Repeat the whole listing below, word for word.

>> begin

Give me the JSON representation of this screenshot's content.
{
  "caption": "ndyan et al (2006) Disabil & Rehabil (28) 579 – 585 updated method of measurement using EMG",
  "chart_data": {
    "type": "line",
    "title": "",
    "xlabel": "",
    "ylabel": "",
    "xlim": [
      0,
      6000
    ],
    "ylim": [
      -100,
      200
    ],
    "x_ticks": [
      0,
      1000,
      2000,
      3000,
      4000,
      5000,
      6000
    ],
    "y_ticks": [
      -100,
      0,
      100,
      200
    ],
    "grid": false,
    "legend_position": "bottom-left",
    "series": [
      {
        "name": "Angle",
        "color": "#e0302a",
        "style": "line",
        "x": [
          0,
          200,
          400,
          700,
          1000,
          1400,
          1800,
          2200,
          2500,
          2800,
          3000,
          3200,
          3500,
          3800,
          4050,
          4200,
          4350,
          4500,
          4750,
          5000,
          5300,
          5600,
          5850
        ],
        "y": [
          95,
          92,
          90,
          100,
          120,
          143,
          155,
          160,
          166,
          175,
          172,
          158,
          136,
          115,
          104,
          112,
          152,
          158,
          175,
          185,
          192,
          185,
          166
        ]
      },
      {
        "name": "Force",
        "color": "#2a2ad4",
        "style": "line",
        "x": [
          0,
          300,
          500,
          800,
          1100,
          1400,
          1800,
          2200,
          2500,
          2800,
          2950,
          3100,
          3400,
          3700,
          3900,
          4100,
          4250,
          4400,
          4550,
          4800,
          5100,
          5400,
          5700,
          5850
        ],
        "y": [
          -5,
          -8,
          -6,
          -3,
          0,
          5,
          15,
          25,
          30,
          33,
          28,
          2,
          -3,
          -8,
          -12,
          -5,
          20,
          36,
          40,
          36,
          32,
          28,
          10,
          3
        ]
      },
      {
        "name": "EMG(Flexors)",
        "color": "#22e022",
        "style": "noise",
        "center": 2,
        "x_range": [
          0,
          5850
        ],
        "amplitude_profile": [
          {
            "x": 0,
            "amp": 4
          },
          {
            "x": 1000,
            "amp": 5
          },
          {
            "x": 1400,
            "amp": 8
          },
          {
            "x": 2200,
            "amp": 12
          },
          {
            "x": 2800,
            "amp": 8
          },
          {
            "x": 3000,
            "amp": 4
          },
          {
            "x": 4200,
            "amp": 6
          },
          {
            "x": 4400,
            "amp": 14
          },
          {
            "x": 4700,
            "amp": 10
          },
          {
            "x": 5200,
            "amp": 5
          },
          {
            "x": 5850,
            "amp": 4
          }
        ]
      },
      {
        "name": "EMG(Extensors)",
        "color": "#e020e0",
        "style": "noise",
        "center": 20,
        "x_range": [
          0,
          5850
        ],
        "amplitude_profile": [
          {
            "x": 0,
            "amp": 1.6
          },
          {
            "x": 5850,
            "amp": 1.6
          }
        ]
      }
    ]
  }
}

>> end

Task output
Give me the JSON representation of this screenshot's content.
{
  "caption": "ndyan et al (2006) Disabil & Rehabil (28) 579 – 585 updated method of measurement using EMG",
  "chart_data": {
    "type": "line",
    "title": "",
    "xlabel": "",
    "ylabel": "",
    "xlim": [
      0,
      6000
    ],
    "ylim": [
      -100,
      200
    ],
    "x_ticks": [
      0,
      1000,
      2000,
      3000,
      4000,
      5000,
      6000
    ],
    "y_ticks": [
      -100,
      0,
      100,
      200
    ],
    "grid": false,
    "legend_position": "bottom-left",
    "series": [
      {
        "name": "Angle",
        "color": "#e0302a",
        "style": "line",
        "x": [
          0,
          200,
          400,
          700,
          1000,
          1400,
          1800,
          2200,
          2500,
          2800,
          3000,
          3200,
          3500,
          3800,
          4050,
          4200,
          4350,
          4500,
          4750,
          5000,
          5300,
          5600,
          5850
        ],
        "y": [
          95,
          92,
          90,
          100,
          120,
          143,
          155,
          160,
          166,
          175,
          172,
          158,
          136,
          115,
          104,
          112,
          152,
          158,
          175,
          185,
          192,
          185,
          166
        ]
      },
      {
        "name": "Force",
        "color": "#2a2ad4",
        "style": "line",
        "x": [
          0,
          300,
          500,
          800,
          1100,
          1400,
          1800,
          2200,
          2500,
          2800,
          2950,
          3100,
          3400,
          3700,
          3900,
          4100,
          4250,
          4400,
          4550,
          4800,
          5100,
          5400,
          5700,
          5850
        ],
        "y": [
          -5,
          -8,
          -6,
          -3,
          0,
          5,
          15,
          25,
          30,
          33,
          28,
          2,
          -3,
          -8,
          -12,
          -5,
          20,
          36,
          40,
          36,
          32,
          28,
          10,
          3
        ]
      },
      {
        "name": "EMG(Flexors)",
        "color": "#22e022",
        "style": "noise",
        "center": 2,
        "x_range": [
          0,
          5850
        ],
        "amplitude_profile": [
          {
            "x": 0,
            "amp": 4
          },
          {
            "x": 1000,
            "amp": 5
          },
          {
            "x": 1400,
            "amp": 8
          },
          {
            "x": 2200,
            "amp": 12
          },
          {
            "x": 2800,
            "amp": 8
          },
          {
            "x": 3000,
            "amp": 4
          },
          {
            "x": 4200,
            "amp": 6
          },
          {
            "x": 4400,
            "amp": 14
          },
          {
            "x": 4700,
            "amp": 10
          },
          {
            "x": 5200,
            "amp": 5
          },
          {
            "x": 5850,
            "amp": 4
          }
        ]
      },
      {
        "name": "EMG(Extensors)",
        "color": "#e020e0",
        "style": "noise",
        "center": 20,
        "x_range": [
          0,
          5850
        ],
        "amplitude_profile": [
          {
            "x": 0,
            "amp": 1.6
          },
          {
            "x": 5850,
            "amp": 1.6
          }
        ]
      }
    ]
  }
}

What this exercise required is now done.